WHAT IS NEEDED:
Copy all the entries below exactly, but not the pictures.

>> Start PROVIDED ENTRIES

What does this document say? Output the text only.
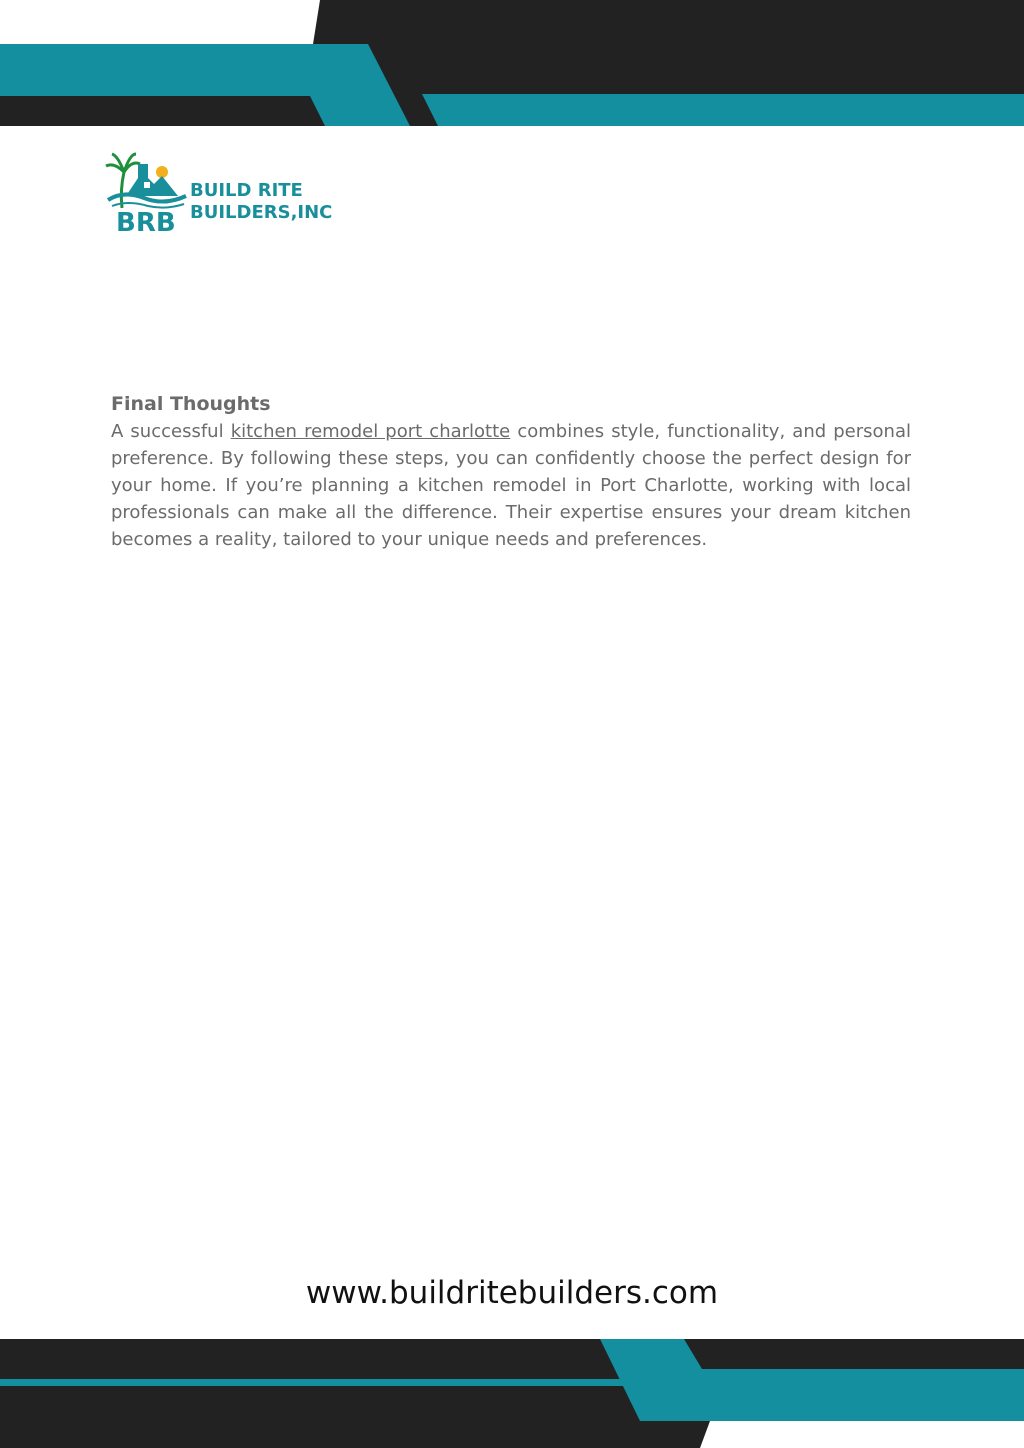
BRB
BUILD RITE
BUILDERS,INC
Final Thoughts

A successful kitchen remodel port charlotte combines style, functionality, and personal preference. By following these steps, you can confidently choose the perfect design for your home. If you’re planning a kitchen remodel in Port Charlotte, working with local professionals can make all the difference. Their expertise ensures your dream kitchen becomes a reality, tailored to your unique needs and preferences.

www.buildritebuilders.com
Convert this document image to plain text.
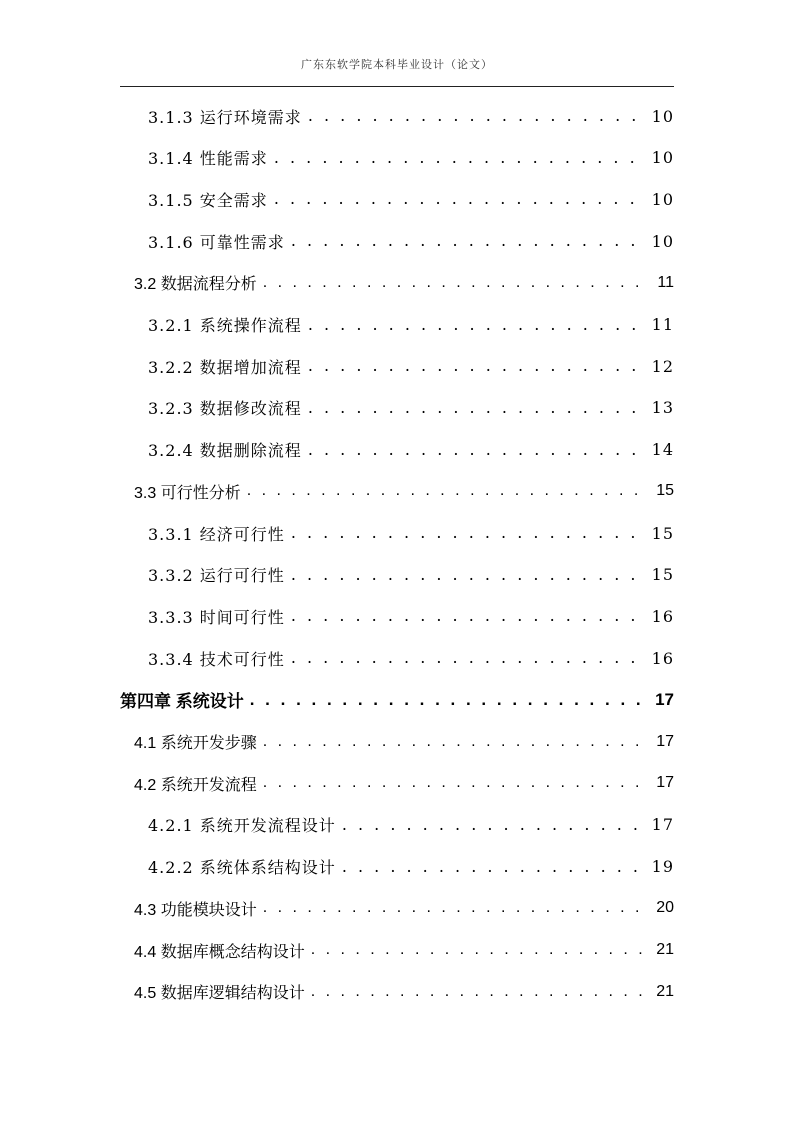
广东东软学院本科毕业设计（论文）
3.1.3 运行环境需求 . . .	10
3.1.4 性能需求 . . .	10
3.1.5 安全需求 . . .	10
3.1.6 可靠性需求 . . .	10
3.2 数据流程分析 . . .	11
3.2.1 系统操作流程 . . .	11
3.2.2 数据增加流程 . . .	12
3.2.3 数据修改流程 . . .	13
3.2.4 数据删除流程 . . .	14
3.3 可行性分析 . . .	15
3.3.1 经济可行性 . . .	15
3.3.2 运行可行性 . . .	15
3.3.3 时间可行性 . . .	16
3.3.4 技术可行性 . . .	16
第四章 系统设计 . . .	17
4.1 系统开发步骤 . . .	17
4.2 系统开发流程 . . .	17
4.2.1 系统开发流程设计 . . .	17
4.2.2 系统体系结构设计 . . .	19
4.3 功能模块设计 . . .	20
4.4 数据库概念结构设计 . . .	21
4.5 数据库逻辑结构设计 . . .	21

>> End PROVIDED ENTRIES

RIGHT ANSWER:
What does this document say? Output the text only.
BRB
BUILD RITE
BUILDERS,INC
Final Thoughts

A successful kitchen remodel port charlotte combines style, functionality, and personal preference. By following these steps, you can confidently choose the perfect design for your home. If you’re planning a kitchen remodel in Port Charlotte, working with local professionals can make all the difference. Their expertise ensures your dream kitchen becomes a reality, tailored to your unique needs and preferences.

www.buildritebuilders.com
Convert this document image to plain text.
广东东软学院本科毕业设计（论文）
3.1.3 运行环境需求 . . .	10
3.1.4 性能需求 . . .	10
3.1.5 安全需求 . . .	10
3.1.6 可靠性需求 . . .	10
3.2 数据流程分析 . . .	11
3.2.1 系统操作流程 . . .	11
3.2.2 数据增加流程 . . .	12
3.2.3 数据修改流程 . . .	13
3.2.4 数据删除流程 . . .	14
3.3 可行性分析 . . .	15
3.3.1 经济可行性 . . .	15
3.3.2 运行可行性 . . .	15
3.3.3 时间可行性 . . .	16
3.3.4 技术可行性 . . .	16
第四章 系统设计 . . .	17
4.1 系统开发步骤 . . .	17
4.2 系统开发流程 . . .	17
4.2.1 系统开发流程设计 . . .	17
4.2.2 系统体系结构设计 . . .	19
4.3 功能模块设计 . . .	20
4.4 数据库概念结构设计 . . .	21
4.5 数据库逻辑结构设计 . . .	21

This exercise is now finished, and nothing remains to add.